Start Records for the exercise

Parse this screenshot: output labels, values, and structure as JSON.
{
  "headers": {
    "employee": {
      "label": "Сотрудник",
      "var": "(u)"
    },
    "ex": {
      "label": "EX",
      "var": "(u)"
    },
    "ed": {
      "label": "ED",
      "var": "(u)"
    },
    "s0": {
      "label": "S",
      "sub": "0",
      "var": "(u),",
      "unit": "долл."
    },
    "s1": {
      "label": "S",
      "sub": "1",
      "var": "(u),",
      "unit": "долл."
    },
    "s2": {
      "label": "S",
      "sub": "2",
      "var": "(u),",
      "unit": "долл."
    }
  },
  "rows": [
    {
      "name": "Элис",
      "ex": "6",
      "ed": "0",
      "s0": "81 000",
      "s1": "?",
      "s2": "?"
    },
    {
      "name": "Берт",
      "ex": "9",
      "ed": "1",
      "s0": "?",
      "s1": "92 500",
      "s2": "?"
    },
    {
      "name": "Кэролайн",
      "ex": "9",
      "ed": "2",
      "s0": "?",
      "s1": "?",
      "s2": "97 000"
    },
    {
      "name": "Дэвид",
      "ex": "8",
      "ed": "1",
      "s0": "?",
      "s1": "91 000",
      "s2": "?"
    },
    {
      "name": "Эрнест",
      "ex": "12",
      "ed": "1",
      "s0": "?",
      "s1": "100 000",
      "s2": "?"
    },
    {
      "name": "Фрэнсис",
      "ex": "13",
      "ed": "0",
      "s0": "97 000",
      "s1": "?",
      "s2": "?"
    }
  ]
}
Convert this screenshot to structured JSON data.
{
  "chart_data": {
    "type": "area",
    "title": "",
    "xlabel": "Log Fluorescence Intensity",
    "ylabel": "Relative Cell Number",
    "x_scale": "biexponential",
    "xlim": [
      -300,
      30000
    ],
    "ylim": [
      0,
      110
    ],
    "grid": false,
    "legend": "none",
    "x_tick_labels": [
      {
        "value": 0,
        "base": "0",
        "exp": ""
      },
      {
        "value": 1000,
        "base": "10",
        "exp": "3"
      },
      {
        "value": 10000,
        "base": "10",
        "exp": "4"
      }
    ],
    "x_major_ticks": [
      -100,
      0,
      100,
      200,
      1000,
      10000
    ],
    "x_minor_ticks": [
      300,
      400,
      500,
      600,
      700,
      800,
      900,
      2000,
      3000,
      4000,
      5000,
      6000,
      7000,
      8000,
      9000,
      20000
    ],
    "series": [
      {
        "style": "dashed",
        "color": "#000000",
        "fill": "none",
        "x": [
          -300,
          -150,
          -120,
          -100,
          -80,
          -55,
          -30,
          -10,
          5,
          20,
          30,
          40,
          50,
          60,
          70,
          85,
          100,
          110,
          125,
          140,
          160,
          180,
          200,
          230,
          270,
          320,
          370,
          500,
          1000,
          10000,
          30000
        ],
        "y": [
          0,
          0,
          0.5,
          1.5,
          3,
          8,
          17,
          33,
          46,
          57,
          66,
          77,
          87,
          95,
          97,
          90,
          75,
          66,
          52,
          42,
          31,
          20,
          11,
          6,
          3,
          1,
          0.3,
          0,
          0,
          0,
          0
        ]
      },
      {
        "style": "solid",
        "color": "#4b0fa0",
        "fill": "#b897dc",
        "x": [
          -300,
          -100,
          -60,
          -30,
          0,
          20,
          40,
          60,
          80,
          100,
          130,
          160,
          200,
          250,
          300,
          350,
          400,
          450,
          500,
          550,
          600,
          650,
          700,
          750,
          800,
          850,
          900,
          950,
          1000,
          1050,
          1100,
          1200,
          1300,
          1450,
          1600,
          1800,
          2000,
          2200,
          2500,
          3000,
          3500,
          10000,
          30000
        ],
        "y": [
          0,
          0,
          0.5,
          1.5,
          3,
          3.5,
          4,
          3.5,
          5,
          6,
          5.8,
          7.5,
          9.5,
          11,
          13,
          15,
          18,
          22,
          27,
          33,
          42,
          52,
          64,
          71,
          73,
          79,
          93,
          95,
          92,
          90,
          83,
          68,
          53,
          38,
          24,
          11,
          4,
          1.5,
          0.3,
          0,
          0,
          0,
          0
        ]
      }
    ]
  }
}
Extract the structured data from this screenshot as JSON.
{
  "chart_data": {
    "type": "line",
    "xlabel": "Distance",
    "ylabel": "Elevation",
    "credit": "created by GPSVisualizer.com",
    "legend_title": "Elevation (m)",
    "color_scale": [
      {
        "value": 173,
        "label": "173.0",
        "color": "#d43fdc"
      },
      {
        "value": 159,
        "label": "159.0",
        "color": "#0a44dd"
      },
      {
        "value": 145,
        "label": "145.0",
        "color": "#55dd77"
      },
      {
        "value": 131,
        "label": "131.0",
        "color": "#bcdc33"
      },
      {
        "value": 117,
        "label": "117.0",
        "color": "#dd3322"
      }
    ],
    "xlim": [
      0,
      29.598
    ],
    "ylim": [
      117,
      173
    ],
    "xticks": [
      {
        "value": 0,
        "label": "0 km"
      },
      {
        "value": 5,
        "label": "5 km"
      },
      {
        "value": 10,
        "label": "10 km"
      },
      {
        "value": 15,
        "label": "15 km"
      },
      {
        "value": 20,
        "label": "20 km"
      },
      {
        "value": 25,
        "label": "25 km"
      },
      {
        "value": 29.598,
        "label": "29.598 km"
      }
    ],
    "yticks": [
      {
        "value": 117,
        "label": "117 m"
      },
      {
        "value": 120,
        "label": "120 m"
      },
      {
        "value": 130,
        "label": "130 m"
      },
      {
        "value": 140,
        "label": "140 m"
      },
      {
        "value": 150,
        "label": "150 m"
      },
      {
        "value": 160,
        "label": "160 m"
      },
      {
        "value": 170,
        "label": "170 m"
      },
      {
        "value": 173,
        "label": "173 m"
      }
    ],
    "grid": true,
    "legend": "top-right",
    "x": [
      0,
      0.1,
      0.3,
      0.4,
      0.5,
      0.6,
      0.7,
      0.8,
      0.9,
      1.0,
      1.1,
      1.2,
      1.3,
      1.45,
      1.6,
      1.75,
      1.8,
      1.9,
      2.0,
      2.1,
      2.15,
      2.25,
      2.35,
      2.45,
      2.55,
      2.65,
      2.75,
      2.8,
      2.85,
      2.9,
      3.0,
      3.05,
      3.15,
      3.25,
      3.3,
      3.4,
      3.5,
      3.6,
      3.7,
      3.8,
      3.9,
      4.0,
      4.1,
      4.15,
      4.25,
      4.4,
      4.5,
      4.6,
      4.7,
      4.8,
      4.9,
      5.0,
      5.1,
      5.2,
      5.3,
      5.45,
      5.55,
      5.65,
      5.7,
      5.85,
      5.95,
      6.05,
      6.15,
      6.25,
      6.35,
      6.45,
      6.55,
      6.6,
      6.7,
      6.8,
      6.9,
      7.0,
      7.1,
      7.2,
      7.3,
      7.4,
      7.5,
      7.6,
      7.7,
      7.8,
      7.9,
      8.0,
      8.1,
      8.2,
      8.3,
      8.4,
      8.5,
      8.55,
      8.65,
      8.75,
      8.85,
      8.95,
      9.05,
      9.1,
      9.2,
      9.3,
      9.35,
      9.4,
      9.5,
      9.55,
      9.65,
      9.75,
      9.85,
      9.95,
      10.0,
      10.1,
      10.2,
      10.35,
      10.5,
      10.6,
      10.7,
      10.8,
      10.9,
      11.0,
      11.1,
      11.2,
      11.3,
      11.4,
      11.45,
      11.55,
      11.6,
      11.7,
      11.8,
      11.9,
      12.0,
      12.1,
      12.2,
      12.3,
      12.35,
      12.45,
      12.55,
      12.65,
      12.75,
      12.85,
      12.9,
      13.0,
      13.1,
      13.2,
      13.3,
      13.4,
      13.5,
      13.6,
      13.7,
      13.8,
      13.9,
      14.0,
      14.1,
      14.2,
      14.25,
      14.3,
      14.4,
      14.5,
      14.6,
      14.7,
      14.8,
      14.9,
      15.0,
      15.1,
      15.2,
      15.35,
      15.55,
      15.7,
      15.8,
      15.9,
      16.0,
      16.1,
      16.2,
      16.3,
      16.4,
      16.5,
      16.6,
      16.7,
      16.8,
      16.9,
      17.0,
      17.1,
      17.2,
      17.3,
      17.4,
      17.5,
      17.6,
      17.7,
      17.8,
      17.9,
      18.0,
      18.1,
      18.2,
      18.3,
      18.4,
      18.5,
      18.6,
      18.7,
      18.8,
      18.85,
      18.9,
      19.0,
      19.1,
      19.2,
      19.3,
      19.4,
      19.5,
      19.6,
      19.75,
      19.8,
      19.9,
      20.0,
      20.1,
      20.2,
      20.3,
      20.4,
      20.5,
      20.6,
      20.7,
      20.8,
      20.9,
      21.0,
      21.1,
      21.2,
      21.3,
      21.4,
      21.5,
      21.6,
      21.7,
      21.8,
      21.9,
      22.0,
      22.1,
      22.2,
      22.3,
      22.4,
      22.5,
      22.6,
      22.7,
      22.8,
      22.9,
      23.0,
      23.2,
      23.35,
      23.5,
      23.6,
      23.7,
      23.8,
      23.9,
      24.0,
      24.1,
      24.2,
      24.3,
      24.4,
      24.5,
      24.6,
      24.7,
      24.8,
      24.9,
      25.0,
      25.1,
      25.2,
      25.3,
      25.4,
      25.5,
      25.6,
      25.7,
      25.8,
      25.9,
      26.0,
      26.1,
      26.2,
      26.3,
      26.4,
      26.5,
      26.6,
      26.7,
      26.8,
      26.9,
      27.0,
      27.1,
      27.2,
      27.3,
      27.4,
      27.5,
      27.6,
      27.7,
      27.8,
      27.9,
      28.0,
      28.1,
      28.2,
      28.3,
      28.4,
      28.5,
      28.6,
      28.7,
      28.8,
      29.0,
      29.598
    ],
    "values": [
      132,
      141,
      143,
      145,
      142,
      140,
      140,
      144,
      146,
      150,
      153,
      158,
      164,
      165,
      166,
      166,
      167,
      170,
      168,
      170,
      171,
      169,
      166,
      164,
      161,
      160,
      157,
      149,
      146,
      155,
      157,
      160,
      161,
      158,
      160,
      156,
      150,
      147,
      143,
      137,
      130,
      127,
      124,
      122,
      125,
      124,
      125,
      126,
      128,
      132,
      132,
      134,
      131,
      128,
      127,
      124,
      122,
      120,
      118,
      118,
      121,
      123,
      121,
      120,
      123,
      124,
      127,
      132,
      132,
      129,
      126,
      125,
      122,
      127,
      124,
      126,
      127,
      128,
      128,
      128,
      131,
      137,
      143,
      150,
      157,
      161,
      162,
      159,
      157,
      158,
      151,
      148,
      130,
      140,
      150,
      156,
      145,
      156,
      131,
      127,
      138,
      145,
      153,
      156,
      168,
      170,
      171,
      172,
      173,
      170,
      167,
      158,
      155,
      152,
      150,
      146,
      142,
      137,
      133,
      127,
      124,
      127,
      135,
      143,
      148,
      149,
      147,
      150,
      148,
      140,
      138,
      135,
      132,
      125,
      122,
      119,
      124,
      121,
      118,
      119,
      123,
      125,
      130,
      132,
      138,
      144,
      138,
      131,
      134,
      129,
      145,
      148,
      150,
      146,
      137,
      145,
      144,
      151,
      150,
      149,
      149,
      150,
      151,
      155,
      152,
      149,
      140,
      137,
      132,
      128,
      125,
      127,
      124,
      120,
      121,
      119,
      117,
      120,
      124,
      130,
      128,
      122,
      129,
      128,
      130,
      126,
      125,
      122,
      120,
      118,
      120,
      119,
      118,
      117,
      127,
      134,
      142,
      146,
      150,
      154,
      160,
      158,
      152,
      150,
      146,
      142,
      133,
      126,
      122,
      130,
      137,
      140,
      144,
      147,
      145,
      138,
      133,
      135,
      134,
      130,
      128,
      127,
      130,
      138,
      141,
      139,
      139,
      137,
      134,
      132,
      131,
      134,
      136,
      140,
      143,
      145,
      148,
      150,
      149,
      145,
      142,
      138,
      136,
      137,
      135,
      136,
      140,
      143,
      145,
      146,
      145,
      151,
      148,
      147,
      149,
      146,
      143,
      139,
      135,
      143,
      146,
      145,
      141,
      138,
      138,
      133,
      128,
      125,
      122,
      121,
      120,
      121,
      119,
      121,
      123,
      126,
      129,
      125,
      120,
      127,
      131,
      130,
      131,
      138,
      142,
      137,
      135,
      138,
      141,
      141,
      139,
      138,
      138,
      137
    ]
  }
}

End Records for the exercise

*To be done*: Give only the number of lines in the data that hold the word "JSON".

*Output below*: 3